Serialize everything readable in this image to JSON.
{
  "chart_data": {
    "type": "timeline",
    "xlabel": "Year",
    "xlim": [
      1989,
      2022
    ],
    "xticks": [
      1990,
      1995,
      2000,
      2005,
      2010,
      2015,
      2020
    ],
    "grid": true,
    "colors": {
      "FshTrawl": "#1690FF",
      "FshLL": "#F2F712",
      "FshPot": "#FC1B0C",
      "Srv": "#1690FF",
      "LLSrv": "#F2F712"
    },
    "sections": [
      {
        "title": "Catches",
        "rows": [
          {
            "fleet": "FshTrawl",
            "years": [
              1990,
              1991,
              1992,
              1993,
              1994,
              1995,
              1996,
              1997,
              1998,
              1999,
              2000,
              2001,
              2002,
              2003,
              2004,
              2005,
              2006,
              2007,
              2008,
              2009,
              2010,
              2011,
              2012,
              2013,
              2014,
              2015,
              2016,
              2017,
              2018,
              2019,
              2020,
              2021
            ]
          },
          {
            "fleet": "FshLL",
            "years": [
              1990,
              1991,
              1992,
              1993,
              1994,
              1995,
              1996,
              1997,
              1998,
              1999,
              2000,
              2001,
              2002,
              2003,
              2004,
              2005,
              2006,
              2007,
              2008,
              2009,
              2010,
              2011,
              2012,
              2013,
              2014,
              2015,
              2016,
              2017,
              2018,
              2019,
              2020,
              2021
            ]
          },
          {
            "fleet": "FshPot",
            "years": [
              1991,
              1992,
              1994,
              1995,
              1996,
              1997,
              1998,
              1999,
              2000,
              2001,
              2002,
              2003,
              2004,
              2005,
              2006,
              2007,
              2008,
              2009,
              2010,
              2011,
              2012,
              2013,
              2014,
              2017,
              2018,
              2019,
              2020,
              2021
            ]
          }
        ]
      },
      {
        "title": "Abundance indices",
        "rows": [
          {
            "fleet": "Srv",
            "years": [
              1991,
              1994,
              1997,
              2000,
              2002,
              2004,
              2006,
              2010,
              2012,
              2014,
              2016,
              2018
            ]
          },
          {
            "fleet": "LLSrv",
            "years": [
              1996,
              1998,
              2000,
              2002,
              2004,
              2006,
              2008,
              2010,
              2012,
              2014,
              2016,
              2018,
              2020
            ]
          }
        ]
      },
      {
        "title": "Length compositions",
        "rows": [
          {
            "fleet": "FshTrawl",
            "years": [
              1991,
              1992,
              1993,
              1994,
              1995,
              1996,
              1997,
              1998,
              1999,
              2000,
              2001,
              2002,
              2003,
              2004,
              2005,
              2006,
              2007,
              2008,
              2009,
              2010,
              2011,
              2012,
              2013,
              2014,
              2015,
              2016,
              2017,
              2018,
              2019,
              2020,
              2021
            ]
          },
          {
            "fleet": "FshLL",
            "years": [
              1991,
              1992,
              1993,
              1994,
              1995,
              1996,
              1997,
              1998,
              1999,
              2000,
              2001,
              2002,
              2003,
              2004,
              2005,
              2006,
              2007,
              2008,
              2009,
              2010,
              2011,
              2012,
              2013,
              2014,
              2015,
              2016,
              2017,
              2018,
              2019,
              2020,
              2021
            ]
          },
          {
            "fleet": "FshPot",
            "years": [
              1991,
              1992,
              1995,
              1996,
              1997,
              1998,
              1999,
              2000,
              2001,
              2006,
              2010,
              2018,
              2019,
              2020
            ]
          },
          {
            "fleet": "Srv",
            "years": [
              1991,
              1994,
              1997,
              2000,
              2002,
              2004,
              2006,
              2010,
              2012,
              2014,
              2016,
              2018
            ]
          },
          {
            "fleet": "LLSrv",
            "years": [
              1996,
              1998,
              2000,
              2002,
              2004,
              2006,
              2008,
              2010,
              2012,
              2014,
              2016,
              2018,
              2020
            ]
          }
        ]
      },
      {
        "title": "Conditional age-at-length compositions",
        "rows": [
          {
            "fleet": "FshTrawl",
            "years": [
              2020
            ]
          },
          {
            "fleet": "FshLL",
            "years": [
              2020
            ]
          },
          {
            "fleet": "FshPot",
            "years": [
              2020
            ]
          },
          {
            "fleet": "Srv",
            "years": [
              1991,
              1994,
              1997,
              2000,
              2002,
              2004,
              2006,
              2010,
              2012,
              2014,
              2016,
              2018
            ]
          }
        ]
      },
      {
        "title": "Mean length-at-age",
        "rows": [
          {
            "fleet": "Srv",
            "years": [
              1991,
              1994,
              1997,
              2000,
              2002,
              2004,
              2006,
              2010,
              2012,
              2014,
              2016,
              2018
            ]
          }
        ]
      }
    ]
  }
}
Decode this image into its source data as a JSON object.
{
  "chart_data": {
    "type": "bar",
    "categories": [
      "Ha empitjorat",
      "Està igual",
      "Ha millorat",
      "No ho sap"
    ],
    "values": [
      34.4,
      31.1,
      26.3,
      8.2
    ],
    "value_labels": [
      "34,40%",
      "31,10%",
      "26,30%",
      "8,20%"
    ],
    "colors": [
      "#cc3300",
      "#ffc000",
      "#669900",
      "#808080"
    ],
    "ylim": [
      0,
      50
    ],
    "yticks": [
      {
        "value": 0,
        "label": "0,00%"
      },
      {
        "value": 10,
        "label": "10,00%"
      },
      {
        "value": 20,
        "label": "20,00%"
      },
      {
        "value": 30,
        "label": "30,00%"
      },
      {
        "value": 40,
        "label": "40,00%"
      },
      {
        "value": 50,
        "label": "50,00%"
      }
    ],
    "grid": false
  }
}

> **Work instructions**
Set down each entry again, unchanged.

> **Output**
Serialize everything readable in this image to JSON.
{
  "chart_data": {
    "type": "timeline",
    "xlabel": "Year",
    "xlim": [
      1989,
      2022
    ],
    "xticks": [
      1990,
      1995,
      2000,
      2005,
      2010,
      2015,
      2020
    ],
    "grid": true,
    "colors": {
      "FshTrawl": "#1690FF",
      "FshLL": "#F2F712",
      "FshPot": "#FC1B0C",
      "Srv": "#1690FF",
      "LLSrv": "#F2F712"
    },
    "sections": [
      {
        "title": "Catches",
        "rows": [
          {
            "fleet": "FshTrawl",
            "years": [
              1990,
              1991,
              1992,
              1993,
              1994,
              1995,
              1996,
              1997,
              1998,
              1999,
              2000,
              2001,
              2002,
              2003,
              2004,
              2005,
              2006,
              2007,
              2008,
              2009,
              2010,
              2011,
              2012,
              2013,
              2014,
              2015,
              2016,
              2017,
              2018,
              2019,
              2020,
              2021
            ]
          },
          {
            "fleet": "FshLL",
            "years": [
              1990,
              1991,
              1992,
              1993,
              1994,
              1995,
              1996,
              1997,
              1998,
              1999,
              2000,
              2001,
              2002,
              2003,
              2004,
              2005,
              2006,
              2007,
              2008,
              2009,
              2010,
              2011,
              2012,
              2013,
              2014,
              2015,
              2016,
              2017,
              2018,
              2019,
              2020,
              2021
            ]
          },
          {
            "fleet": "FshPot",
            "years": [
              1991,
              1992,
              1994,
              1995,
              1996,
              1997,
              1998,
              1999,
              2000,
              2001,
              2002,
              2003,
              2004,
              2005,
              2006,
              2007,
              2008,
              2009,
              2010,
              2011,
              2012,
              2013,
              2014,
              2017,
              2018,
              2019,
              2020,
              2021
            ]
          }
        ]
      },
      {
        "title": "Abundance indices",
        "rows": [
          {
            "fleet": "Srv",
            "years": [
              1991,
              1994,
              1997,
              2000,
              2002,
              2004,
              2006,
              2010,
              2012,
              2014,
              2016,
              2018
            ]
          },
          {
            "fleet": "LLSrv",
            "years": [
              1996,
              1998,
              2000,
              2002,
              2004,
              2006,
              2008,
              2010,
              2012,
              2014,
              2016,
              2018,
              2020
            ]
          }
        ]
      },
      {
        "title": "Length compositions",
        "rows": [
          {
            "fleet": "FshTrawl",
            "years": [
              1991,
              1992,
              1993,
              1994,
              1995,
              1996,
              1997,
              1998,
              1999,
              2000,
              2001,
              2002,
              2003,
              2004,
              2005,
              2006,
              2007,
              2008,
              2009,
              2010,
              2011,
              2012,
              2013,
              2014,
              2015,
              2016,
              2017,
              2018,
              2019,
              2020,
              2021
            ]
          },
          {
            "fleet": "FshLL",
            "years": [
              1991,
              1992,
              1993,
              1994,
              1995,
              1996,
              1997,
              1998,
              1999,
              2000,
              2001,
              2002,
              2003,
              2004,
              2005,
              2006,
              2007,
              2008,
              2009,
              2010,
              2011,
              2012,
              2013,
              2014,
              2015,
              2016,
              2017,
              2018,
              2019,
              2020,
              2021
            ]
          },
          {
            "fleet": "FshPot",
            "years": [
              1991,
              1992,
              1995,
              1996,
              1997,
              1998,
              1999,
              2000,
              2001,
              2006,
              2010,
              2018,
              2019,
              2020
            ]
          },
          {
            "fleet": "Srv",
            "years": [
              1991,
              1994,
              1997,
              2000,
              2002,
              2004,
              2006,
              2010,
              2012,
              2014,
              2016,
              2018
            ]
          },
          {
            "fleet": "LLSrv",
            "years": [
              1996,
              1998,
              2000,
              2002,
              2004,
              2006,
              2008,
              2010,
              2012,
              2014,
              2016,
              2018,
              2020
            ]
          }
        ]
      },
      {
        "title": "Conditional age-at-length compositions",
        "rows": [
          {
            "fleet": "FshTrawl",
            "years": [
              2020
            ]
          },
          {
            "fleet": "FshLL",
            "years": [
              2020
            ]
          },
          {
            "fleet": "FshPot",
            "years": [
              2020
            ]
          },
          {
            "fleet": "Srv",
            "years": [
              1991,
              1994,
              1997,
              2000,
              2002,
              2004,
              2006,
              2010,
              2012,
              2014,
              2016,
              2018
            ]
          }
        ]
      },
      {
        "title": "Mean length-at-age",
        "rows": [
          {
            "fleet": "Srv",
            "years": [
              1991,
              1994,
              1997,
              2000,
              2002,
              2004,
              2006,
              2010,
              2012,
              2014,
              2016,
              2018
            ]
          }
        ]
      }
    ]
  }
}
Decode this image into its source data as a JSON object.
{
  "chart_data": {
    "type": "bar",
    "categories": [
      "Ha empitjorat",
      "Està igual",
      "Ha millorat",
      "No ho sap"
    ],
    "values": [
      34.4,
      31.1,
      26.3,
      8.2
    ],
    "value_labels": [
      "34,40%",
      "31,10%",
      "26,30%",
      "8,20%"
    ],
    "colors": [
      "#cc3300",
      "#ffc000",
      "#669900",
      "#808080"
    ],
    "ylim": [
      0,
      50
    ],
    "yticks": [
      {
        "value": 0,
        "label": "0,00%"
      },
      {
        "value": 10,
        "label": "10,00%"
      },
      {
        "value": 20,
        "label": "20,00%"
      },
      {
        "value": 30,
        "label": "30,00%"
      },
      {
        "value": 40,
        "label": "40,00%"
      },
      {
        "value": 50,
        "label": "50,00%"
      }
    ],
    "grid": false
  }
}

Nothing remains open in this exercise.